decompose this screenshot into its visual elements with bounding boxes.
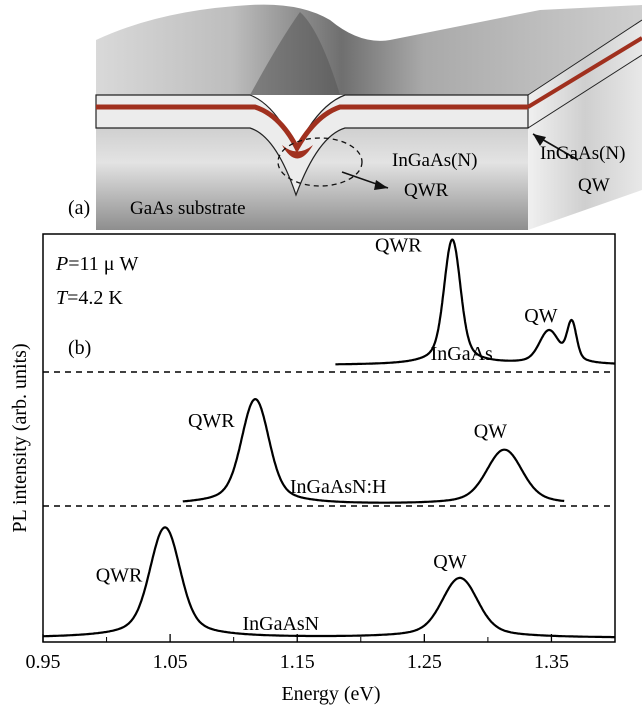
- x-tick-label: 0.95: [26, 651, 61, 673]
- panel-b-chart: 0.95 1.05 1.15 1.25 1.35 InGaAs QWR QW InGaAsN:…: [9, 233, 616, 705]
- x-tick-label: 1.05: [153, 651, 188, 673]
- qw-material-label: InGaAs(N): [540, 143, 625, 164]
- peak-label: QWR: [375, 235, 422, 257]
- spectrum-ingaasn-h: [182, 397, 565, 504]
- peak-label: QW: [524, 305, 557, 327]
- panel-a-label: (a): [68, 197, 90, 219]
- block-front-face: [96, 95, 528, 230]
- x-tick-label: 1.25: [407, 651, 442, 673]
- x-tick-label: 1.15: [280, 651, 315, 673]
- series-name-label: InGaAs: [431, 343, 493, 365]
- block-side-face: [528, 20, 642, 230]
- qwr-material-label: InGaAs(N): [392, 150, 477, 171]
- temperature-value: =4.2 K: [67, 287, 123, 309]
- spectrum-ingaas: [335, 238, 615, 366]
- qw-arrow-head: [533, 134, 546, 146]
- well-layer: [96, 104, 528, 154]
- qw-type-label: QW: [578, 175, 610, 196]
- block-top-surface: [96, 4, 642, 96]
- x-axis-ticks: 0.95 1.05 1.15 1.25 1.35: [26, 634, 569, 673]
- power-condition: P=11 μ W: [55, 253, 138, 275]
- spectra: [43, 238, 615, 639]
- qwr-crescent: [282, 145, 313, 159]
- x-axis-label: Energy (eV): [281, 683, 380, 705]
- plot-frame: [42, 233, 616, 643]
- qwr-highlight-ellipse: [277, 137, 363, 187]
- power-value: =11 μ W: [68, 253, 138, 275]
- temperature-condition: T=4.2 K: [56, 287, 123, 309]
- x-tick-label: 1.35: [534, 651, 569, 673]
- temperature-symbol: T: [56, 287, 69, 309]
- peak-annotations: InGaAs QWR QW InGaAsN:H QWR QW InGaAsN QWR QW: [96, 235, 558, 635]
- qwr-type-label: QWR: [404, 180, 449, 201]
- peak-label: QW: [474, 421, 507, 443]
- peak-label: QWR: [188, 410, 235, 432]
- series-name-label: InGaAsN:H: [290, 476, 387, 498]
- panel-a-schematic: (a) GaAs substrate InGaAs(N) QWR InGaAs(…: [68, 4, 642, 230]
- substrate-label: GaAs substrate: [130, 198, 246, 219]
- qwr-arrow-head: [374, 180, 388, 190]
- panel-b-label: (b): [68, 337, 91, 359]
- spectrum-separators: [43, 371, 615, 507]
- series-name-label: InGaAsN: [242, 613, 319, 635]
- qw-side-lines: [527, 19, 642, 129]
- y-axis-label: PL intensity (arb. units): [9, 343, 31, 532]
- spectrum-ingaasn: [43, 526, 615, 639]
- peak-label: QW: [433, 551, 466, 573]
- groove-shadow: [250, 12, 340, 95]
- peak-label: QWR: [96, 564, 143, 586]
- qw-side-well: [526, 36, 642, 109]
- power-symbol: P: [55, 253, 68, 275]
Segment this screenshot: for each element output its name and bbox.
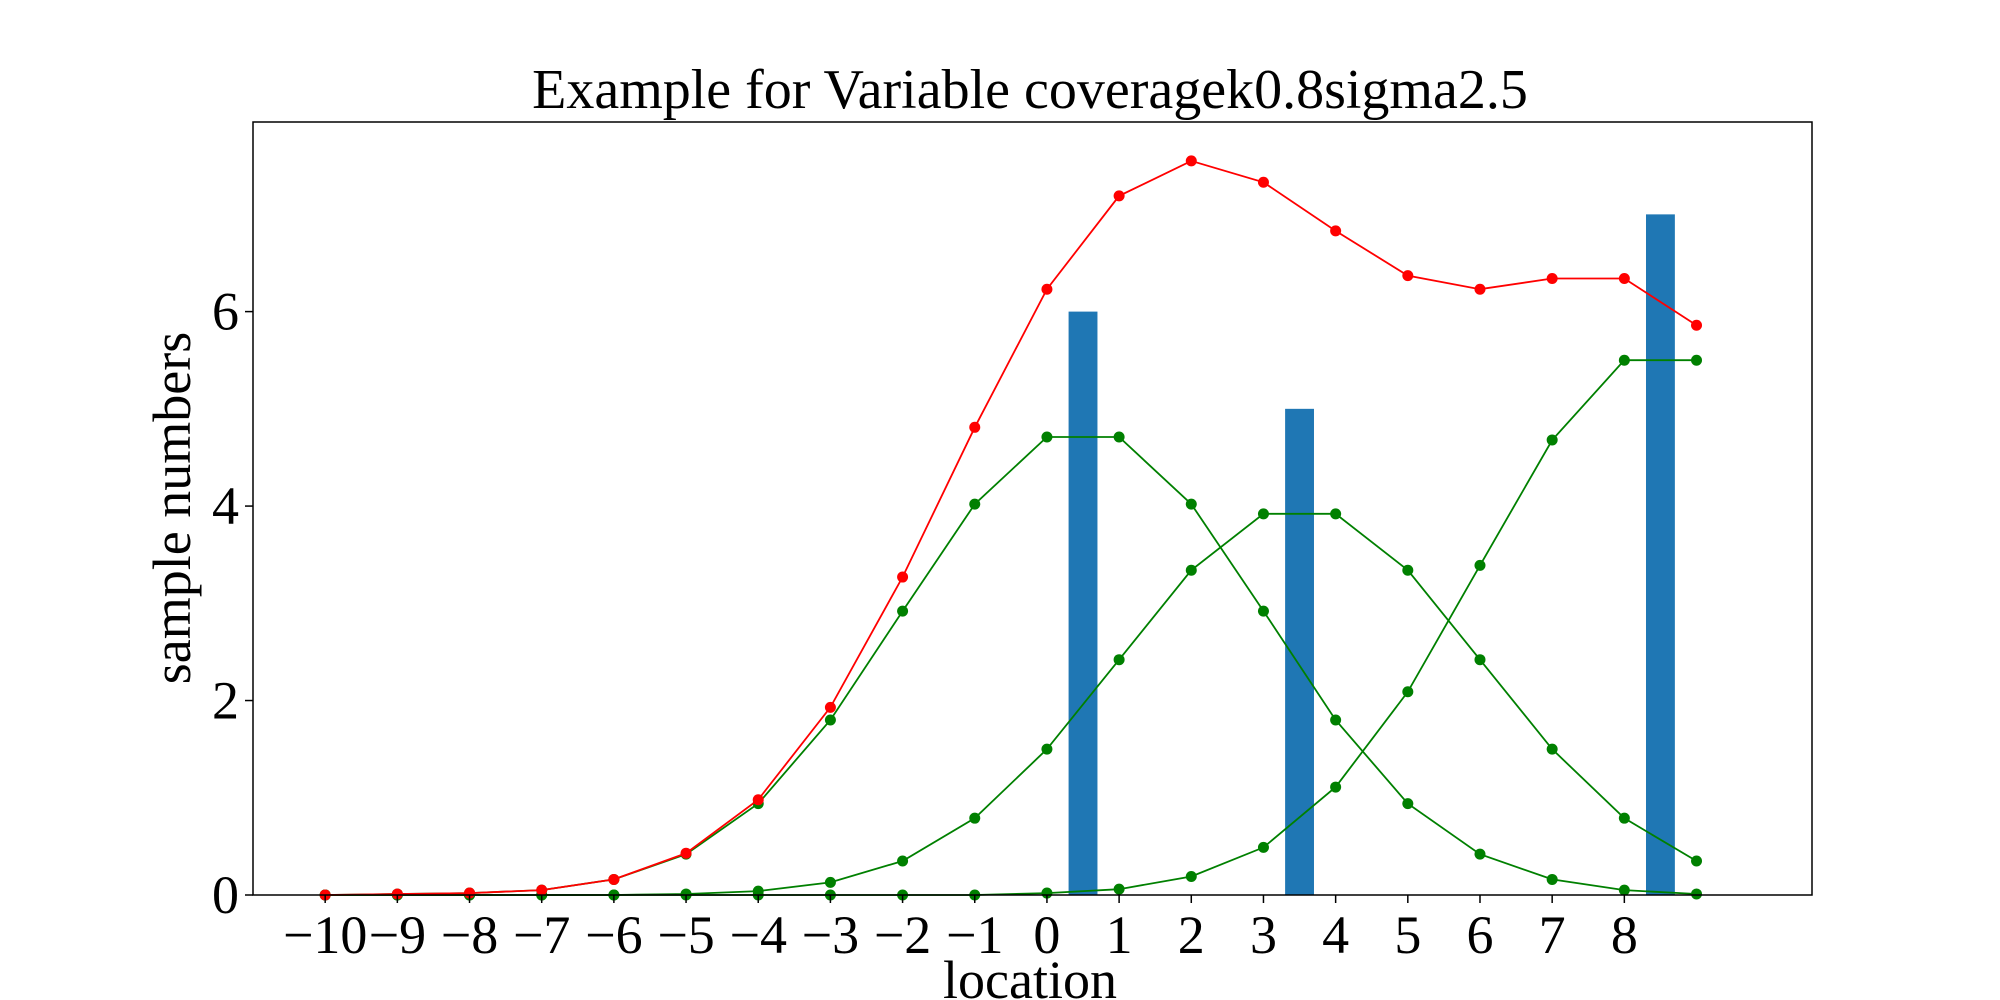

■ AIM
Retype the stretch of the records from the line that contains "- x-tick-label: 0.95: [26, 651, 61, 673]" through the line that contains "- qwr-crescent: [282, 145, 313, 159]", including both of those lines.

■ ANSWER TO THIS EXERCISE
- x-tick-label: 0.95: [26, 651, 61, 673]
- panel-b-chart: 0.95 1.05 1.15 1.25 1.35 InGaAs QWR QW InGaAsN:…: [9, 233, 616, 705]
- x-tick-label: 1.05: [153, 651, 188, 673]
- qw-material-label: InGaAs(N): [540, 143, 625, 164]
- peak-label: QWR: [375, 235, 422, 257]
- spectrum-ingaasn-h: [182, 397, 565, 504]
- peak-label: QW: [524, 305, 557, 327]
- panel-a-label: (a): [68, 197, 90, 219]
- block-front-face: [96, 95, 528, 230]
- x-tick-label: 1.25: [407, 651, 442, 673]
- x-tick-label: 1.15: [280, 651, 315, 673]
- series-name-label: InGaAs: [431, 343, 493, 365]
- block-side-face: [528, 20, 642, 230]
- qwr-material-label: InGaAs(N): [392, 150, 477, 171]
- temperature-value: =4.2 K: [67, 287, 123, 309]
- spectrum-ingaas: [335, 238, 615, 366]
- qw-arrow-head: [533, 134, 546, 146]
- well-layer: [96, 104, 528, 154]
- qw-type-label: QW: [578, 175, 610, 196]
- block-top-surface: [96, 4, 642, 96]
- x-axis-ticks: 0.95 1.05 1.15 1.25 1.35: [26, 634, 569, 673]
- power-condition: P=11 μ W: [55, 253, 138, 275]
- spectra: [43, 238, 615, 639]
- qwr-crescent: [282, 145, 313, 159]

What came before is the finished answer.